** start Extract **
In memorialising Aboriginal lives lost since colonisation, the Aboriginal Memorial (1987–1988) (fig. 6) resists colonial ideology by rendering visible what it, as expressed in the triumphalist narratives of the nation-state, occludes, or makes invisible.
Conceived by Bundjalung artist and curator Djon Mundine, the Aboriginal Memorial was a collaborative project involving forty-three mainly Yolngu artists associated with the art centre at Ramingining in the Northern Territory.47 The Biennale coincided with the bicentenary celebration of the First Fleet which, like other aspects of the celebration, were boycotted by First Nation artists.48 In choosing to exhibit the Memorial, like the large protests Mundine made visible what the celebrations brushed over.49 In the context of the nationalist 1988 bicentenary celebrations, Mundine stated “the bind was to present Aboriginal culture without celebrating—to make a true statement.”50 The Memorial consists of two hundred hollow cylindrical log coffins.51 Visitors are invited to walk through the Memorial on a path that contours the Glyde River, which is a major Dreaming and also massacre site of the Ramingining area. The Memorial was acquired by the National Gallery of Australia (NGA) in 1988, where it is now on permanent display at the entrance of the gallery.
Demonstrated earlier in Haacke’s work, appropriation is also a way to counter-memorialise. A well-known example is Daniel Boyd’s parody of Fox’s romantic depiction of Cook arriving at Botany Bay in Landing of Captain Cook at Botany Bay, 1770 (1902). In We Call Them Pirates Out Here (2006) (fig.7), Boyd depicts Cook as a pirate with an eye-patch, a parrot on his shoulder, and skull-and-bone Union Jack flag as he arrives before an ominous and thunderous sky.
** end Extract **
Short exercise 1 >> According to the extract, what does the Aboriginal Memorial consist of?
Short exercise 2 >> Using the extract, explain how the Aboriginal Memorial resists colonial ideology.
Short exercise 3 >>
Decide whether each statement agrees with the extract, answering yes or no and quoting the words that settle it.
(a) Forty-three mainly Yolngu artists took part in the Aboriginal Memorial.
(b) The National Gallery of Australia keeps the Memorial in storage.
(c) Boyd shows Cook arriving beneath a calm, clear sky.
The material that comes after this extract has no connection to it.
** start Records **
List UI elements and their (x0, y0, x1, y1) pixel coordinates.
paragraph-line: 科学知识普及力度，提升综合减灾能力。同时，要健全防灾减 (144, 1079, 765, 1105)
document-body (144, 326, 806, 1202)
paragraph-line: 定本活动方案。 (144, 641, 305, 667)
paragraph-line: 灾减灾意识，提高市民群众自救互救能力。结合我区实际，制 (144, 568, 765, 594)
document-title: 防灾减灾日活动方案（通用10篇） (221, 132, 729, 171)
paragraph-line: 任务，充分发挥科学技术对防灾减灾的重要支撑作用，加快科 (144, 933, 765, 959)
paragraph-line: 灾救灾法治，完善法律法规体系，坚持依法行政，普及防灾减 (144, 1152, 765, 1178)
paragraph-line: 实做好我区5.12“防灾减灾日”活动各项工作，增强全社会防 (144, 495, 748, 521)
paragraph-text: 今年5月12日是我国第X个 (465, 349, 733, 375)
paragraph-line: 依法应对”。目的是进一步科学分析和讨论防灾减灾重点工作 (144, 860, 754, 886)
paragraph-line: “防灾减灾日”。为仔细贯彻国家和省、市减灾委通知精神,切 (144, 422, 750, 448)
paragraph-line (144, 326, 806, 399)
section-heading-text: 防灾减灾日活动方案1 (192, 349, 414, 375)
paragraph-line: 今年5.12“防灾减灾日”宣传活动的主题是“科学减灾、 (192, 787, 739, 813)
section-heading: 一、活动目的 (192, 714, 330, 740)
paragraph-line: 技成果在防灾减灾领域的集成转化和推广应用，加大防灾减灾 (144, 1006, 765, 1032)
** end Records **
Output 1 >> Two hundred hollow cylindrical log coffins.

Output 2 >> By memorializing Aboriginal lives lost since colonization, it makes visible what colonial ideology, expressed in the nation-state's triumphalist narratives, hides. In the setting of the nationalist 1988 bicentenary, Mundine aimed to present Aboriginal culture without celebrating, so as to make a true statement.

Output 3 >>
(a) Yes: "a collaborative project involving forty-three mainly Yolngu artists"
(b) No: "now on permanent display at the entrance of the gallery"
(c) No: "as he arrives before an ominous and thunderous sky"